Rajeewa Jayaweera, in Sunday Island, where the title runs “
The heat of the theatrics during the 40th session of UN Human Rights Council and praise for Foreign Minister Tilak Marapana for his spirited address has begun to decrease. Northern Province Governor Dr. Suren Raghavan has backtracked and apologized for his injudicious remarks,rejected by Human Rights High Commissioner Michelle Bachelet.
Finance Minister Mangala Samaraweera has made an unreserved apology on behalf of all Sri Lankans to Bachelet for Raghvan’s imprudence. It is said, memories are short. Samaraweera, America’s poodle and the West’s darling still owes an unreserved apology to 85% of Sinhalese and Muslim Sri Lankans for remaining silent and thus agreeing with former US Secretary of State John Kerry who in February 2015 stated both would discuss “how to move Sri Lanka away from 30 years of war with the Tamils.”
President Sirisena who had been elected one month earlier as Executive President by 6.2 million voters should have sacked his then Foreign Minister Samaraweera immediately upon his return. Being the SLFP / UNP honeymoon period, he did nothing.
On the other hand, President Sirisena’s stance bewilders many and is beyond comprehension. Having remained silent and oblivious to opposition to the Geneva Resolution in many segments of society, his interest and concerns have grown in proportion to his ambitions for a second term. Even as he was experiencing a change of heart for Resolution 30/1, he did little to get involved and making a meaningful contribution. Despite changing the Foreign Minister twice, he failed to take control of the ministry by appointing one of his loyalists. The Secretariat for Coordinating Reconciliation Mechanisms (SCRM) was set up in 2016 with cabinet approval for the overall coordination of reconciliation activities including implementation of resolution 30/1. President Sirisena permitted the office to come under the Prime Minister’s office instead of his own office. He also did not bother to place any caveats on SCRM and Foreign Ministry requiring his concurrence before any foreign policy decisions. Under the circumstances, his lament in Kalutara on March 27 makes little sense.
Foreign Minister Tilak Marapana’s submissions on March 20 notwithstanding, the crux of the issue is that Sri Lanka, through its Permanent Representative to UN office in Geneva Ambassador ALA Azeez agreed to the roll-over and signed the relevant document along with the five main sponsors on February 25.
Whereas Bachelet responded to Raghavan’s comments within 24 hours, she is yet to respond to the inaccuracies in her report highlighted by Marapana. Perhaps her silence is an acceptance of her culpability.
The fact is, different members of the international community, mostly from the west, motivated by their own agendas would be quite happy to hold the Geneva Resolution over Sri Lanka akin to the sword of Damocles so long as a Wickremesinghe government is in place with Samaraweera driving resolution issues. From recent developments, despite not being the Foreign Minister, Samaraweera’s footprint is unmistakable. Even Marapana who attended the meeting presided by Samaraweera at the Finance Ministry on February 6 along with sponsor’s envoys based in Colombo seems to be toeing the line.
Previously, the US was the primary mover of the Resolution, their agenda being to bring Sri Lanka under its sphere of influence as part of their strategy for the Indo-Pacific region. Even though the US has now withdrawn from UNHRC and is no longer involved in the resolution, they are achieving their objectives cheaply. What better proof than the recently concluded air logistics hub operation exercise involving US armed forces in both Colombo International Airport and Trincomalee Port?

STORED ROWS ▸

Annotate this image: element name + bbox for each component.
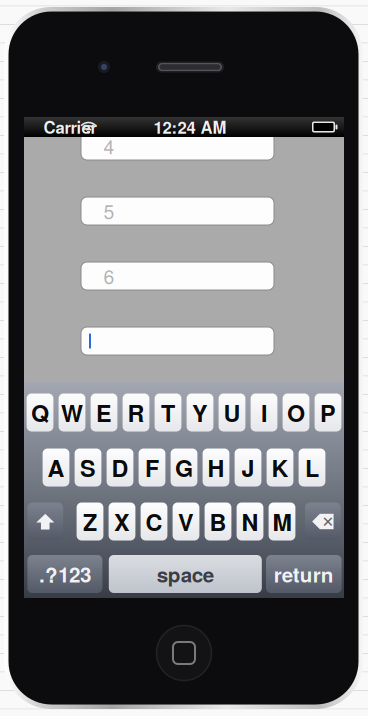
staticText: 5 [104,197,114,225]
button[interactable]: I [251,394,277,432]
staticText: .?123 [39,559,91,589]
staticText: Y [192,396,208,429]
button[interactable]: S [75,448,101,486]
button[interactable]: Z [77,502,103,540]
staticText: space [157,559,214,589]
staticText: G [175,451,193,484]
button[interactable]: D [107,448,133,486]
staticText: 4 [104,132,114,160]
button[interactable]: Delete [305,502,341,540]
staticText: D [112,451,128,484]
staticText: W [61,396,83,429]
staticText: H [208,451,224,484]
staticText: J [242,451,254,484]
button[interactable]: L [299,448,325,486]
button[interactable]: O [283,394,309,432]
button[interactable] [81,327,274,355]
staticText: R [128,396,144,429]
staticText: S [80,451,96,484]
staticText: 12:24 AM [154,115,226,139]
button[interactable]: .?123 [27,555,102,593]
staticText: E [96,396,112,429]
button[interactable]: W [59,394,85,432]
staticText: P [320,396,336,429]
button[interactable]: B [205,502,231,540]
button[interactable]: Home [156,625,212,681]
button[interactable]: space [109,555,262,593]
staticText: L [305,451,319,484]
staticText: X [114,505,130,538]
staticText: V [178,505,194,538]
staticText: I [261,396,267,429]
button[interactable]: V [173,502,199,540]
button[interactable]: X [109,502,135,540]
staticText: ✕ [322,514,334,531]
button[interactable]: T [155,394,181,432]
button[interactable]: C [141,502,167,540]
button[interactable]: K [267,448,293,486]
staticText: A [48,451,64,484]
staticText: Carrier [44,115,96,139]
staticText: M [272,505,292,538]
button[interactable]: 4 [81,132,274,160]
staticText: C [146,505,162,538]
button[interactable]: J [235,448,261,486]
button[interactable]: F [139,448,165,486]
button[interactable]: 6 [81,262,274,290]
button[interactable]: G [171,448,197,486]
staticText: Q [31,396,49,429]
button[interactable]: E [91,394,117,432]
button[interactable]: R [123,394,149,432]
button[interactable]: U [219,394,245,432]
staticText: K [272,451,288,484]
button[interactable]: Shift [27,502,63,540]
staticText: T [161,396,175,429]
button[interactable]: return [266,555,342,593]
button[interactable]: 5 [81,197,274,225]
staticText: B [210,505,226,538]
button[interactable]: H [203,448,229,486]
button[interactable]: M [269,502,295,540]
staticText: return [274,559,334,589]
button[interactable]: P [315,394,341,432]
button[interactable]: Y [187,394,213,432]
button[interactable]: N [237,502,263,540]
staticText: Z [83,505,97,538]
staticText: 6 [104,262,114,290]
button[interactable]: A [43,448,69,486]
staticText: O [287,396,305,429]
staticText: N [242,505,258,538]
button[interactable]: Q [27,394,53,432]
staticText: U [224,396,240,429]
staticText: F [145,451,159,484]
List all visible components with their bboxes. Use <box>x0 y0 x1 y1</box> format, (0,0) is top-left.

WORK TO COMPLETE ▸
1. According to the op-ed on the Geneva Resolution, on what date did Sri Lanka sign the roll-over document with the five main sponsors?
2. In the records, change every "staticText" to "label" in the part that opens with the line containing "staticText: 5 [104,197,114,225]" and closes with the line containing "staticText: space [157,559,214,589]", and return only those lines.

SOLUTIONS FOR EACH TASK ▸
1. February 25

2.
label: 5 [104,197,114,225]
button[interactable]: I [251,394,277,432]
label: .?123 [39,559,91,589]
label: Y [192,396,208,429]
button[interactable]: S [75,448,101,486]
button[interactable]: Z [77,502,103,540]
label: space [157,559,214,589]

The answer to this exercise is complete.